TASK TO CARRY OUT
Copy each of the entries below faithfully, setting aside any pictures.

Stored dataset items
────

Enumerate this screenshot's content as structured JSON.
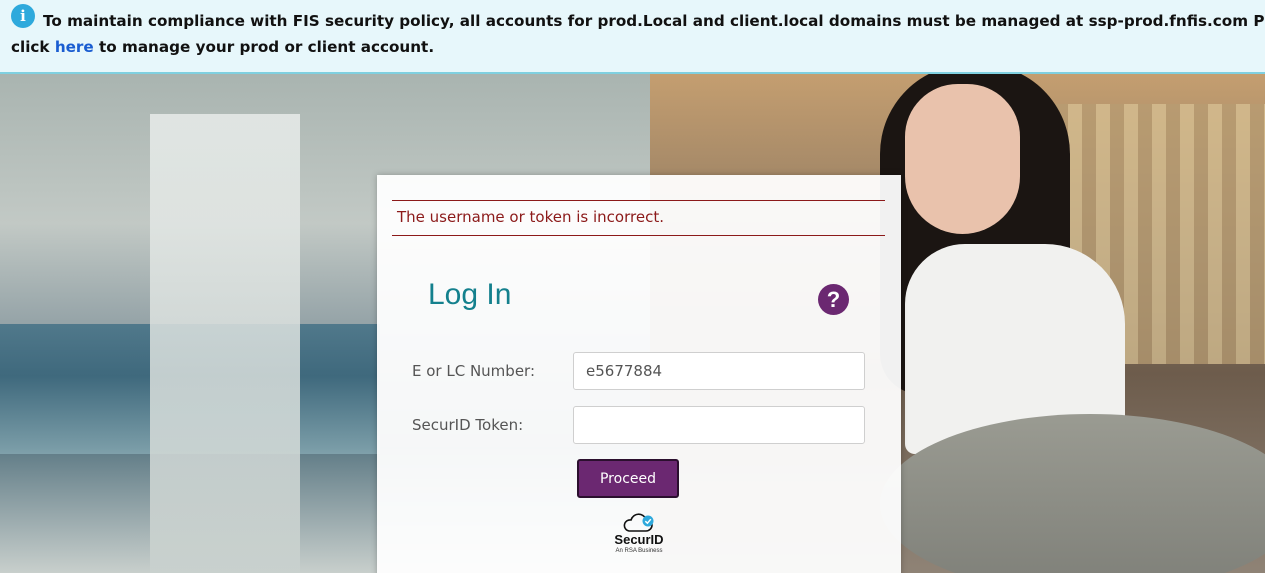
{
  "banner": {
    "text_before_link": "To maintain compliance with FIS security policy, all accounts for prod.Local and client.local domains must be managed at ssp-prod.fnfis.com Please click ",
    "link_text": "here",
    "text_after_link": " to manage your prod or client account.",
    "info_glyph": "i"
  },
  "login": {
    "error_message": "The username or token is incorrect.",
    "title": "Log In",
    "help_glyph": "?",
    "username_label": "E or LC Number:",
    "username_value": "e5677884",
    "token_label": "SecurID Token:",
    "token_value": "",
    "proceed_label": "Proceed"
  },
  "logo": {
    "name": "SecurID",
    "tagline": "An RSA Business"
  },
  "colors": {
    "accent_teal": "#14808d",
    "brand_purple": "#6b2871",
    "error_red": "#8c1a1a",
    "banner_bg": "#e7f7fb",
    "link_blue": "#1a5dd1"
  },
  "icons": {
    "info": "info-icon",
    "help": "help-question-icon",
    "cloud": "cloud-check-icon"
  }
}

────

ANSWER FOR THE TASK
Enumerate this screenshot's content as structured JSON.
{
  "banner": {
    "text_before_link": "To maintain compliance with FIS security policy, all accounts for prod.Local and client.local domains must be managed at ssp-prod.fnfis.com Please click ",
    "link_text": "here",
    "text_after_link": " to manage your prod or client account.",
    "info_glyph": "i"
  },
  "login": {
    "error_message": "The username or token is incorrect.",
    "title": "Log In",
    "help_glyph": "?",
    "username_label": "E or LC Number:",
    "username_value": "e5677884",
    "token_label": "SecurID Token:",
    "token_value": "",
    "proceed_label": "Proceed"
  },
  "logo": {
    "name": "SecurID",
    "tagline": "An RSA Business"
  },
  "colors": {
    "accent_teal": "#14808d",
    "brand_purple": "#6b2871",
    "error_red": "#8c1a1a",
    "banner_bg": "#e7f7fb",
    "link_blue": "#1a5dd1"
  },
  "icons": {
    "info": "info-icon",
    "help": "help-question-icon",
    "cloud": "cloud-check-icon"
  }
}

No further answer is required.